* begin DATA TO USE *
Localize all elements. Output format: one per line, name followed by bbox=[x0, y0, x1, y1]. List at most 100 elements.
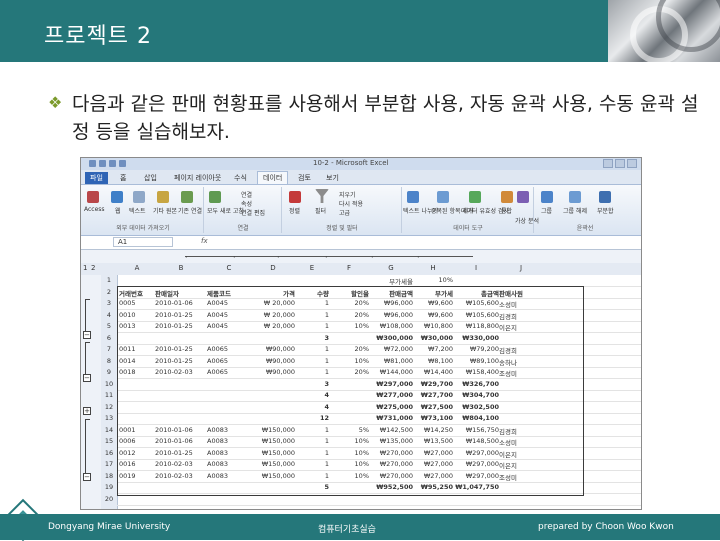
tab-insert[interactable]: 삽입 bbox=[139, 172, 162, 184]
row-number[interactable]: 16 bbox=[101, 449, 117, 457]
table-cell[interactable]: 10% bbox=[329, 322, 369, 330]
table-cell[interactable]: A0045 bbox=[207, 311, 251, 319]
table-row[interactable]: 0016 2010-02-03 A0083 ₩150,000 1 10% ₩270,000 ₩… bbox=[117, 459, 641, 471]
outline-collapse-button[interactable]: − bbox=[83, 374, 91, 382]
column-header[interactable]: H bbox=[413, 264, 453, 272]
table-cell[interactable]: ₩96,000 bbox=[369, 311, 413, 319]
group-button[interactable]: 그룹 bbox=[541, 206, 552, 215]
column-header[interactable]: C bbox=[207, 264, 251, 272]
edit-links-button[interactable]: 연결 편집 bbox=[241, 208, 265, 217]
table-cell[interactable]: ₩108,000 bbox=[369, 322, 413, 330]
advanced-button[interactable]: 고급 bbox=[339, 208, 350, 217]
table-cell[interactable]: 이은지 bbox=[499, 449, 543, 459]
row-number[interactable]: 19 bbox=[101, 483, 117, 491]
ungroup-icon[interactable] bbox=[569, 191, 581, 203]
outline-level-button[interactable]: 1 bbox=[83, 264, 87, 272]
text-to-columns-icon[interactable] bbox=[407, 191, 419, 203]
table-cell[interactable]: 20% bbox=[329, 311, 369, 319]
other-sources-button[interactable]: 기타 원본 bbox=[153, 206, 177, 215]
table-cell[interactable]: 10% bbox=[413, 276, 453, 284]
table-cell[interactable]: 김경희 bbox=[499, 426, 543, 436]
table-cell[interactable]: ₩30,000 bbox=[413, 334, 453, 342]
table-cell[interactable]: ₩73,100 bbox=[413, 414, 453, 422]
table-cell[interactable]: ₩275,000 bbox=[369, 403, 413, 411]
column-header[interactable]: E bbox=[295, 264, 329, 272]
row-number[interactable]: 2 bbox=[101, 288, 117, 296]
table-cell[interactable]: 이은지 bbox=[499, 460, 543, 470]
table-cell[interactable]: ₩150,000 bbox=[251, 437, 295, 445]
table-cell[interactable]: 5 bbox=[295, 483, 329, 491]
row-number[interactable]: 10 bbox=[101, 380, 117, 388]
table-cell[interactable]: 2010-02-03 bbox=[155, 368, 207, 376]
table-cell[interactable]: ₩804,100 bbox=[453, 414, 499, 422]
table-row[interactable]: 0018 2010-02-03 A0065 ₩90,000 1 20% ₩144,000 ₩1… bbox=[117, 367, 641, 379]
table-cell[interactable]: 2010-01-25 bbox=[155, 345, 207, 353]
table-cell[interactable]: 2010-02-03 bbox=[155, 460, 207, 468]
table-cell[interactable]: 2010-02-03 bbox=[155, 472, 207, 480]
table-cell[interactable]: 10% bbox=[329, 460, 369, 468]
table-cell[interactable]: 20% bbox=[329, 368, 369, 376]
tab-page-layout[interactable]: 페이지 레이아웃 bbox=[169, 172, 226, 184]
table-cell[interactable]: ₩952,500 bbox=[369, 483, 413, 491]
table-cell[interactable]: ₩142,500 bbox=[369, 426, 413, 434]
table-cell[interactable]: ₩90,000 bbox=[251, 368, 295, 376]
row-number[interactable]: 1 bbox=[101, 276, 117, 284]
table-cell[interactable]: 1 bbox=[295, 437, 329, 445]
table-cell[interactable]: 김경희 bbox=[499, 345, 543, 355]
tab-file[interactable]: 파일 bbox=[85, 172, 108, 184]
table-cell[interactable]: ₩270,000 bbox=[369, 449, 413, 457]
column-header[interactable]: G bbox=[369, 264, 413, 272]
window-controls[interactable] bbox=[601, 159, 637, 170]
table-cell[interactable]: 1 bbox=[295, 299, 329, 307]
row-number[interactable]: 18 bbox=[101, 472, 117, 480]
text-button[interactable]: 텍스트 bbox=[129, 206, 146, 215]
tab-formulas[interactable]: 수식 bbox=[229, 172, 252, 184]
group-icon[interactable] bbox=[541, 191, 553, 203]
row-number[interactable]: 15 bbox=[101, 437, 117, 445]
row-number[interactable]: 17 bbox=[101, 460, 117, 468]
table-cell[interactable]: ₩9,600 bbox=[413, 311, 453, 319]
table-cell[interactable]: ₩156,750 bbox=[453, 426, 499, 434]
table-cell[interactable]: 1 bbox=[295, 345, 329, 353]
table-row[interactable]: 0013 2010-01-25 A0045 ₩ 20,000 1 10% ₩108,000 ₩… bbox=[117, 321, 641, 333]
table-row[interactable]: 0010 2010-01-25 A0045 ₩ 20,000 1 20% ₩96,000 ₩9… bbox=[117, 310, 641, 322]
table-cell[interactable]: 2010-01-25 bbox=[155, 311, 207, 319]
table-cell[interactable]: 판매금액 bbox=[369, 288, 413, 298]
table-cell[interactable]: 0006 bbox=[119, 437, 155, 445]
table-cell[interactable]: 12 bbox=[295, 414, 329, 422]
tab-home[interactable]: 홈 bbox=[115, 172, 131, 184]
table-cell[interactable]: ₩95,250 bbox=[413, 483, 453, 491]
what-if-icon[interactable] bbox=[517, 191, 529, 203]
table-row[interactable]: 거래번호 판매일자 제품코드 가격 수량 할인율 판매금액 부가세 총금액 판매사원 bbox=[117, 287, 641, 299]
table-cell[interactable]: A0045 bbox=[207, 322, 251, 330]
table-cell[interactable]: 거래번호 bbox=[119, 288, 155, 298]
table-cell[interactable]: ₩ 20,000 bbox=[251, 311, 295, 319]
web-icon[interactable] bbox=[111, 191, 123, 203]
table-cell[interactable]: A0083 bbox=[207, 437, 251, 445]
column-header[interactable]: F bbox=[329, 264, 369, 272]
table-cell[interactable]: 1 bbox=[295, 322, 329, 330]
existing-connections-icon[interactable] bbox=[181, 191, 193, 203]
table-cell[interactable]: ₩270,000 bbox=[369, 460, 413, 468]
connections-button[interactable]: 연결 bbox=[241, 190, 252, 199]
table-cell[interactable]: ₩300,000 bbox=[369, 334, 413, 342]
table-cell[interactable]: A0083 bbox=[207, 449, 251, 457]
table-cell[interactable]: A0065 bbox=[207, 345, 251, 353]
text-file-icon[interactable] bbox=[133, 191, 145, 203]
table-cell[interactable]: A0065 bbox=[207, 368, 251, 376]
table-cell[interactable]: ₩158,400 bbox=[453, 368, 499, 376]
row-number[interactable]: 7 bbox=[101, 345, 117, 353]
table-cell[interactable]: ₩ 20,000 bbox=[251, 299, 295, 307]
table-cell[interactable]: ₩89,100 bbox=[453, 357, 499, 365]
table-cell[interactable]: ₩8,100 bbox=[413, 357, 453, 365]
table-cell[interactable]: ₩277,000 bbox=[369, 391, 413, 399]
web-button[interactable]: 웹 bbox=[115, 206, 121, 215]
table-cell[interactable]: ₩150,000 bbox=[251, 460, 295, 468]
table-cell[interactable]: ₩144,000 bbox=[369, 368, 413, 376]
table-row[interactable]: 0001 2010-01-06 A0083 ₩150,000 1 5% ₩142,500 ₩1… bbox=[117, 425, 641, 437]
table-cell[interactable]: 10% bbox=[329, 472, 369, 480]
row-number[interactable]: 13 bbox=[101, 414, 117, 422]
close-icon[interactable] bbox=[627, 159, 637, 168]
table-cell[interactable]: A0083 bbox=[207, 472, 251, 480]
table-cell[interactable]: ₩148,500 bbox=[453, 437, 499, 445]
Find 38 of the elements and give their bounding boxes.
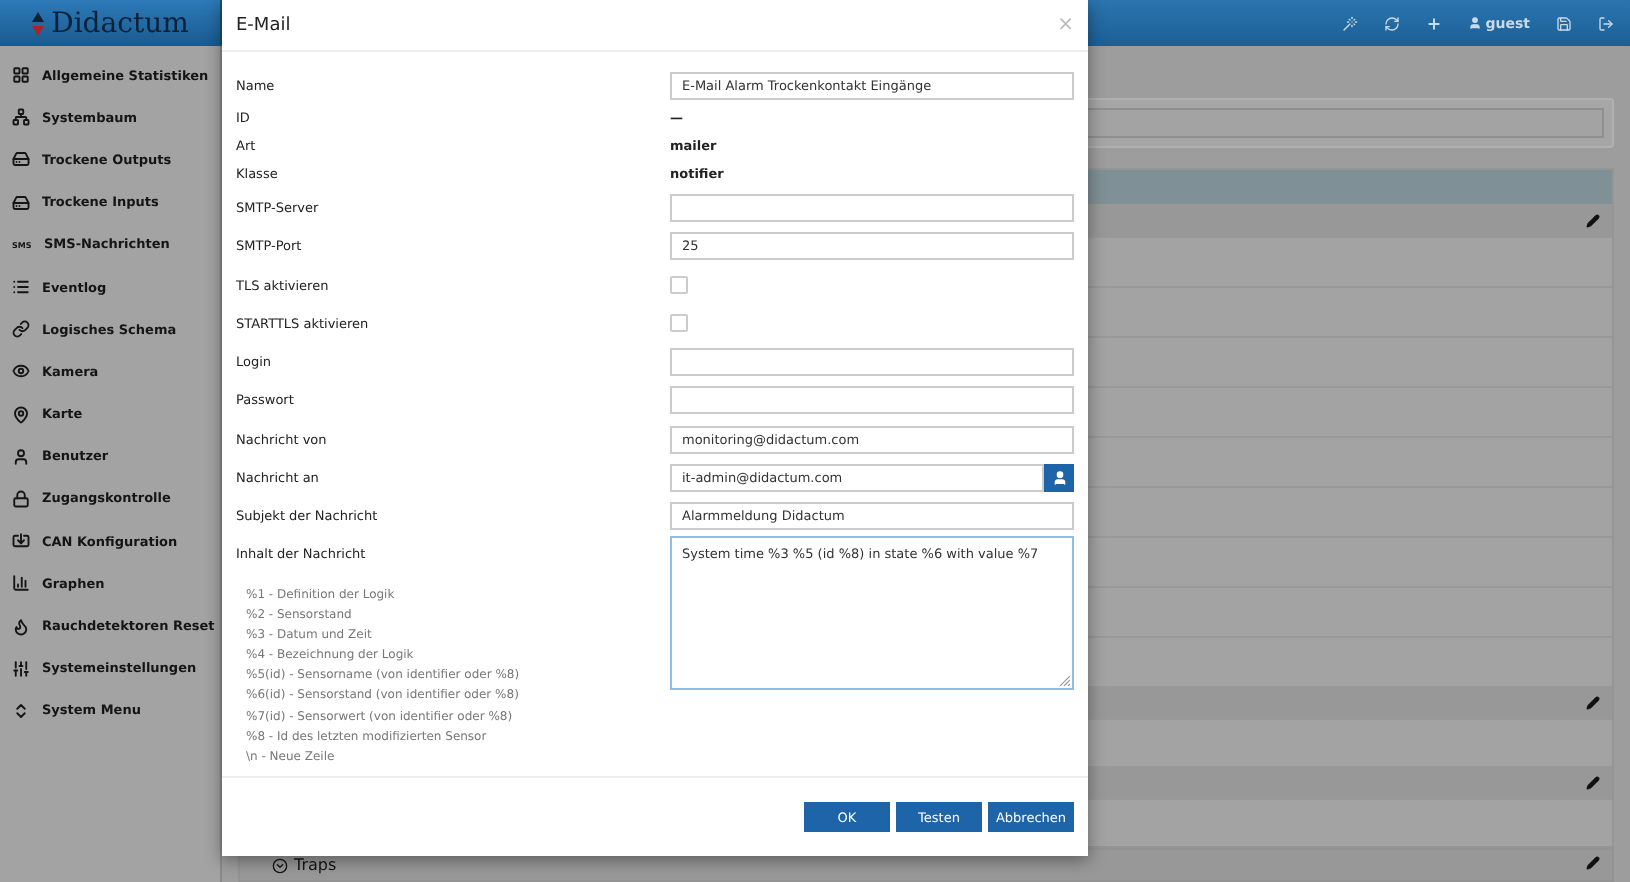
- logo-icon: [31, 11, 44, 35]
* end DATA TO USE *
▸ AIM OF THE TASK:
Rewrite the records above, replacing every occurrence of "elements" with "components" and leaving all other text unchanged. Omit the pictures from your answer.

▸ SOLUTION TO THIS PROBLEM:
Localize all components. Output format: one per line, name followed by bbox=[x0, y0, x1, y1]. List at most 100 components.
tab-insert[interactable]: 삽입 bbox=[139, 172, 162, 184]
row-number[interactable]: 16 bbox=[101, 449, 117, 457]
table-cell[interactable]: 10% bbox=[329, 322, 369, 330]
table-cell[interactable]: A0045 bbox=[207, 311, 251, 319]
table-row[interactable]: 0016 2010-02-03 A0083 ₩150,000 1 10% ₩270,000 ₩… bbox=[117, 459, 641, 471]
outline-collapse-button[interactable]: − bbox=[83, 374, 91, 382]
column-header[interactable]: H bbox=[413, 264, 453, 272]
table-cell[interactable]: ₩96,000 bbox=[369, 311, 413, 319]
group-button[interactable]: 그룹 bbox=[541, 206, 552, 215]
column-header[interactable]: C bbox=[207, 264, 251, 272]
edit-links-button[interactable]: 연결 편집 bbox=[241, 208, 265, 217]
table-cell[interactable]: ₩108,000 bbox=[369, 322, 413, 330]
advanced-button[interactable]: 고급 bbox=[339, 208, 350, 217]
table-cell[interactable]: 이은지 bbox=[499, 449, 543, 459]
row-number[interactable]: 19 bbox=[101, 483, 117, 491]
ungroup-icon[interactable] bbox=[569, 191, 581, 203]
outline-level-button[interactable]: 1 bbox=[83, 264, 87, 272]
text-to-columns-icon[interactable] bbox=[407, 191, 419, 203]
table-cell[interactable]: 20% bbox=[329, 311, 369, 319]
other-sources-button[interactable]: 기타 원본 bbox=[153, 206, 177, 215]
table-cell[interactable]: 10% bbox=[413, 276, 453, 284]
table-cell[interactable]: 김경희 bbox=[499, 426, 543, 436]
table-cell[interactable]: ₩30,000 bbox=[413, 334, 453, 342]
table-cell[interactable]: ₩73,100 bbox=[413, 414, 453, 422]
table-cell[interactable]: ₩275,000 bbox=[369, 403, 413, 411]
column-header[interactable]: E bbox=[295, 264, 329, 272]
row-number[interactable]: 2 bbox=[101, 288, 117, 296]
table-cell[interactable]: 이은지 bbox=[499, 460, 543, 470]
table-cell[interactable]: ₩150,000 bbox=[251, 437, 295, 445]
table-cell[interactable]: 5 bbox=[295, 483, 329, 491]
row-number[interactable]: 10 bbox=[101, 380, 117, 388]
table-cell[interactable]: 2010-02-03 bbox=[155, 368, 207, 376]
table-cell[interactable]: ₩804,100 bbox=[453, 414, 499, 422]
table-row[interactable]: 0018 2010-02-03 A0065 ₩90,000 1 20% ₩144,000 ₩1… bbox=[117, 367, 641, 379]
table-cell[interactable]: 2010-01-25 bbox=[155, 345, 207, 353]
table-cell[interactable]: 2010-02-03 bbox=[155, 460, 207, 468]
table-cell[interactable]: 2010-02-03 bbox=[155, 472, 207, 480]
table-cell[interactable]: 10% bbox=[329, 460, 369, 468]
table-cell[interactable]: 20% bbox=[329, 368, 369, 376]
tab-page-layout[interactable]: 페이지 레이아웃 bbox=[169, 172, 226, 184]
table-cell[interactable]: ₩952,500 bbox=[369, 483, 413, 491]
table-cell[interactable]: ₩142,500 bbox=[369, 426, 413, 434]
table-cell[interactable]: ₩90,000 bbox=[251, 368, 295, 376]
row-number[interactable]: 1 bbox=[101, 276, 117, 284]
table-cell[interactable]: 1 bbox=[295, 437, 329, 445]
table-cell[interactable]: 김경희 bbox=[499, 345, 543, 355]
tab-file[interactable]: 파일 bbox=[85, 172, 108, 184]
table-cell[interactable]: ₩270,000 bbox=[369, 449, 413, 457]
column-header[interactable]: G bbox=[369, 264, 413, 272]
window-controls[interactable] bbox=[601, 159, 637, 170]
table-cell[interactable]: 1 bbox=[295, 299, 329, 307]
row-number[interactable]: 18 bbox=[101, 472, 117, 480]
text-button[interactable]: 텍스트 bbox=[129, 206, 146, 215]
tab-formulas[interactable]: 수식 bbox=[229, 172, 252, 184]
group-icon[interactable] bbox=[541, 191, 553, 203]
row-number[interactable]: 15 bbox=[101, 437, 117, 445]
row-number[interactable]: 17 bbox=[101, 460, 117, 468]
table-cell[interactable]: ₩9,600 bbox=[413, 311, 453, 319]
table-cell[interactable]: ₩156,750 bbox=[453, 426, 499, 434]
table-cell[interactable]: 1 bbox=[295, 345, 329, 353]
table-row[interactable]: 0013 2010-01-25 A0045 ₩ 20,000 1 10% ₩108,000 ₩… bbox=[117, 321, 641, 333]
table-row[interactable]: 0010 2010-01-25 A0045 ₩ 20,000 1 20% ₩96,000 ₩9… bbox=[117, 310, 641, 322]
table-cell[interactable]: 2010-01-25 bbox=[155, 311, 207, 319]
table-cell[interactable]: 판매금액 bbox=[369, 288, 413, 298]
table-cell[interactable]: 0006 bbox=[119, 437, 155, 445]
table-cell[interactable]: 12 bbox=[295, 414, 329, 422]
tab-home[interactable]: 홈 bbox=[115, 172, 131, 184]
table-cell[interactable]: ₩95,250 bbox=[413, 483, 453, 491]
what-if-icon[interactable] bbox=[517, 191, 529, 203]
table-row[interactable]: 거래번호 판매일자 제품코드 가격 수량 할인율 판매금액 부가세 총금액 판매사원 bbox=[117, 287, 641, 299]
table-cell[interactable]: A0045 bbox=[207, 322, 251, 330]
table-cell[interactable]: 거래번호 bbox=[119, 288, 155, 298]
table-cell[interactable]: ₩ 20,000 bbox=[251, 311, 295, 319]
web-icon[interactable] bbox=[111, 191, 123, 203]
table-cell[interactable]: A0083 bbox=[207, 437, 251, 445]
column-header[interactable]: F bbox=[329, 264, 369, 272]
table-cell[interactable]: 1 bbox=[295, 322, 329, 330]
existing-connections-icon[interactable] bbox=[181, 191, 193, 203]
table-cell[interactable]: ₩270,000 bbox=[369, 460, 413, 468]
connections-button[interactable]: 연결 bbox=[241, 190, 252, 199]
table-cell[interactable]: ₩300,000 bbox=[369, 334, 413, 342]
table-cell[interactable]: A0083 bbox=[207, 449, 251, 457]
table-cell[interactable]: A0065 bbox=[207, 345, 251, 353]
text-file-icon[interactable] bbox=[133, 191, 145, 203]
table-cell[interactable]: A0065 bbox=[207, 368, 251, 376]
table-cell[interactable]: ₩158,400 bbox=[453, 368, 499, 376]
row-number[interactable]: 7 bbox=[101, 345, 117, 353]
table-cell[interactable]: ₩ 20,000 bbox=[251, 299, 295, 307]
table-cell[interactable]: ₩89,100 bbox=[453, 357, 499, 365]
table-cell[interactable]: ₩8,100 bbox=[413, 357, 453, 365]
table-cell[interactable]: ₩277,000 bbox=[369, 391, 413, 399]
web-button[interactable]: 웹 bbox=[115, 206, 121, 215]
table-cell[interactable]: ₩150,000 bbox=[251, 460, 295, 468]
table-cell[interactable]: ₩144,000 bbox=[369, 368, 413, 376]
table-row[interactable]: 0001 2010-01-06 A0083 ₩150,000 1 5% ₩142,500 ₩1… bbox=[117, 425, 641, 437]
table-cell[interactable]: 10% bbox=[329, 472, 369, 480]
row-number[interactable]: 13 bbox=[101, 414, 117, 422]
close-icon[interactable] bbox=[627, 159, 637, 168]
table-cell[interactable]: A0083 bbox=[207, 472, 251, 480]
table-cell[interactable]: ₩148,500 bbox=[453, 437, 499, 445]
Find 38 of the components and give their bounding boxes.
- logo-icon: [31, 11, 44, 35]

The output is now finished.